Prompt => Reproduce the records below exactly as they appear.

(Figure record listings)

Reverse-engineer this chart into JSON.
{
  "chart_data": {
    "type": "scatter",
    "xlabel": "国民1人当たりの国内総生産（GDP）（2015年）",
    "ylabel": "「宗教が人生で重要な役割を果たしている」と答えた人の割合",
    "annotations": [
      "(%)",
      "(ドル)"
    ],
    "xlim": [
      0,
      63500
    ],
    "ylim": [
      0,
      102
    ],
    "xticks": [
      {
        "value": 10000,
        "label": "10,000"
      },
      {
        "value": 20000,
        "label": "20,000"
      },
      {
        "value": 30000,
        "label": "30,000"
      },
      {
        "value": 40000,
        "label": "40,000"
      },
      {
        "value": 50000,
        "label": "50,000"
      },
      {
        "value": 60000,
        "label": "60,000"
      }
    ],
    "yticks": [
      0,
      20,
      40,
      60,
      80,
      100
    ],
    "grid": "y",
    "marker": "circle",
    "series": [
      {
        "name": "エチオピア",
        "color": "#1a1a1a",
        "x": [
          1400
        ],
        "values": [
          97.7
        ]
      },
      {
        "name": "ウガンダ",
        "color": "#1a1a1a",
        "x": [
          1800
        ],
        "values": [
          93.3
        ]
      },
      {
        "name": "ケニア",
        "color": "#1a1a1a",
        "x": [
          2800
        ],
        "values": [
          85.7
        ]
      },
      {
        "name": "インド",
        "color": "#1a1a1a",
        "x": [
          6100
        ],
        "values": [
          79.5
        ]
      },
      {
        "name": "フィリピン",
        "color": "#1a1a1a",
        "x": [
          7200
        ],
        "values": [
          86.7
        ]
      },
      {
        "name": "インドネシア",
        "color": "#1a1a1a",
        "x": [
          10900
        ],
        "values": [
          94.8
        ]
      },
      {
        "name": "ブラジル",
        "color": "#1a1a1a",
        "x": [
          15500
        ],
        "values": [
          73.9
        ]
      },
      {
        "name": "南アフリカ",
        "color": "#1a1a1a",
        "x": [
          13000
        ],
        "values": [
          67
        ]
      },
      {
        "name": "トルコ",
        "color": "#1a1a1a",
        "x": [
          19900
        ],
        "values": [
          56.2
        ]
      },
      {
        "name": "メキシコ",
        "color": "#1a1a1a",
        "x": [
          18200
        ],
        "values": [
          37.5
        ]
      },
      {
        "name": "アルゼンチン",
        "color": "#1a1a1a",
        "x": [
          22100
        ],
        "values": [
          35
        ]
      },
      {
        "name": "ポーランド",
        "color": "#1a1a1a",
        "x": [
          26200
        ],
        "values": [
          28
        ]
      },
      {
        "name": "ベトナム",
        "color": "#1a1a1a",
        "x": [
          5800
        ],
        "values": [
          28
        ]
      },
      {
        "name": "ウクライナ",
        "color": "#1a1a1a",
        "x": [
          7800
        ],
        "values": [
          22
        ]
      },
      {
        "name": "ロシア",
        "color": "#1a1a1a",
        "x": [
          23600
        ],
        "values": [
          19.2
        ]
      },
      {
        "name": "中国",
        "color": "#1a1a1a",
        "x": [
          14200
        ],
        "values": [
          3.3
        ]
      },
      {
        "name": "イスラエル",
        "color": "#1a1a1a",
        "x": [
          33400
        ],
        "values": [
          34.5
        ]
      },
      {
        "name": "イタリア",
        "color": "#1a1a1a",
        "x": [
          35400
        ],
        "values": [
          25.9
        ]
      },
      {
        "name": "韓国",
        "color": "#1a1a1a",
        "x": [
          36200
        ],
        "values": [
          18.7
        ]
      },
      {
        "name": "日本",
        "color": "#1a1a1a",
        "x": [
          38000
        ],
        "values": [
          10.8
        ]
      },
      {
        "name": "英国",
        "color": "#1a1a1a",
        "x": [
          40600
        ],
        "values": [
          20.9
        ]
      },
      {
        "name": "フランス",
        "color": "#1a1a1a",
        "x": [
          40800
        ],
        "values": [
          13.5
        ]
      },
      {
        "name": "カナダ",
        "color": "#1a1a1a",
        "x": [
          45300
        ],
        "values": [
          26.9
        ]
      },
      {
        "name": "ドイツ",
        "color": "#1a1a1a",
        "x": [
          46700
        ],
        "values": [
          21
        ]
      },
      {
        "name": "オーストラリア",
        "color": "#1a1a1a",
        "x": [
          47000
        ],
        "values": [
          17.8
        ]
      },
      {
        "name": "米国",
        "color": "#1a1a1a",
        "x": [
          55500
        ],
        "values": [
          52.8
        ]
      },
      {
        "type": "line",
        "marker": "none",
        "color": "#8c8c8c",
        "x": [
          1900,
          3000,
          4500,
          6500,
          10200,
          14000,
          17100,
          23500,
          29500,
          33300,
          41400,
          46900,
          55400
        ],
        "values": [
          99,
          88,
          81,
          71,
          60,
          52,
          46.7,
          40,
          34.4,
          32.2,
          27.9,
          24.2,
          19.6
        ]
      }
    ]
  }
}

Expected answer =>
Reverse-engineer this chart into JSON.
{
  "chart_data": {
    "type": "scatter",
    "xlabel": "国民1人当たりの国内総生産（GDP）（2015年）",
    "ylabel": "「宗教が人生で重要な役割を果たしている」と答えた人の割合",
    "annotations": [
      "(%)",
      "(ドル)"
    ],
    "xlim": [
      0,
      63500
    ],
    "ylim": [
      0,
      102
    ],
    "xticks": [
      {
        "value": 10000,
        "label": "10,000"
      },
      {
        "value": 20000,
        "label": "20,000"
      },
      {
        "value": 30000,
        "label": "30,000"
      },
      {
        "value": 40000,
        "label": "40,000"
      },
      {
        "value": 50000,
        "label": "50,000"
      },
      {
        "value": 60000,
        "label": "60,000"
      }
    ],
    "yticks": [
      0,
      20,
      40,
      60,
      80,
      100
    ],
    "grid": "y",
    "marker": "circle",
    "series": [
      {
        "name": "エチオピア",
        "color": "#1a1a1a",
        "x": [
          1400
        ],
        "values": [
          97.7
        ]
      },
      {
        "name": "ウガンダ",
        "color": "#1a1a1a",
        "x": [
          1800
        ],
        "values": [
          93.3
        ]
      },
      {
        "name": "ケニア",
        "color": "#1a1a1a",
        "x": [
          2800
        ],
        "values": [
          85.7
        ]
      },
      {
        "name": "インド",
        "color": "#1a1a1a",
        "x": [
          6100
        ],
        "values": [
          79.5
        ]
      },
      {
        "name": "フィリピン",
        "color": "#1a1a1a",
        "x": [
          7200
        ],
        "values": [
          86.7
        ]
      },
      {
        "name": "インドネシア",
        "color": "#1a1a1a",
        "x": [
          10900
        ],
        "values": [
          94.8
        ]
      },
      {
        "name": "ブラジル",
        "color": "#1a1a1a",
        "x": [
          15500
        ],
        "values": [
          73.9
        ]
      },
      {
        "name": "南アフリカ",
        "color": "#1a1a1a",
        "x": [
          13000
        ],
        "values": [
          67
        ]
      },
      {
        "name": "トルコ",
        "color": "#1a1a1a",
        "x": [
          19900
        ],
        "values": [
          56.2
        ]
      },
      {
        "name": "メキシコ",
        "color": "#1a1a1a",
        "x": [
          18200
        ],
        "values": [
          37.5
        ]
      },
      {
        "name": "アルゼンチン",
        "color": "#1a1a1a",
        "x": [
          22100
        ],
        "values": [
          35
        ]
      },
      {
        "name": "ポーランド",
        "color": "#1a1a1a",
        "x": [
          26200
        ],
        "values": [
          28
        ]
      },
      {
        "name": "ベトナム",
        "color": "#1a1a1a",
        "x": [
          5800
        ],
        "values": [
          28
        ]
      },
      {
        "name": "ウクライナ",
        "color": "#1a1a1a",
        "x": [
          7800
        ],
        "values": [
          22
        ]
      },
      {
        "name": "ロシア",
        "color": "#1a1a1a",
        "x": [
          23600
        ],
        "values": [
          19.2
        ]
      },
      {
        "name": "中国",
        "color": "#1a1a1a",
        "x": [
          14200
        ],
        "values": [
          3.3
        ]
      },
      {
        "name": "イスラエル",
        "color": "#1a1a1a",
        "x": [
          33400
        ],
        "values": [
          34.5
        ]
      },
      {
        "name": "イタリア",
        "color": "#1a1a1a",
        "x": [
          35400
        ],
        "values": [
          25.9
        ]
      },
      {
        "name": "韓国",
        "color": "#1a1a1a",
        "x": [
          36200
        ],
        "values": [
          18.7
        ]
      },
      {
        "name": "日本",
        "color": "#1a1a1a",
        "x": [
          38000
        ],
        "values": [
          10.8
        ]
      },
      {
        "name": "英国",
        "color": "#1a1a1a",
        "x": [
          40600
        ],
        "values": [
          20.9
        ]
      },
      {
        "name": "フランス",
        "color": "#1a1a1a",
        "x": [
          40800
        ],
        "values": [
          13.5
        ]
      },
      {
        "name": "カナダ",
        "color": "#1a1a1a",
        "x": [
          45300
        ],
        "values": [
          26.9
        ]
      },
      {
        "name": "ドイツ",
        "color": "#1a1a1a",
        "x": [
          46700
        ],
        "values": [
          21
        ]
      },
      {
        "name": "オーストラリア",
        "color": "#1a1a1a",
        "x": [
          47000
        ],
        "values": [
          17.8
        ]
      },
      {
        "name": "米国",
        "color": "#1a1a1a",
        "x": [
          55500
        ],
        "values": [
          52.8
        ]
      },
      {
        "type": "line",
        "marker": "none",
        "color": "#8c8c8c",
        "x": [
          1900,
          3000,
          4500,
          6500,
          10200,
          14000,
          17100,
          23500,
          29500,
          33300,
          41400,
          46900,
          55400
        ],
        "values": [
          99,
          88,
          81,
          71,
          60,
          52,
          46.7,
          40,
          34.4,
          32.2,
          27.9,
          24.2,
          19.6
        ]
      }
    ]
  }
}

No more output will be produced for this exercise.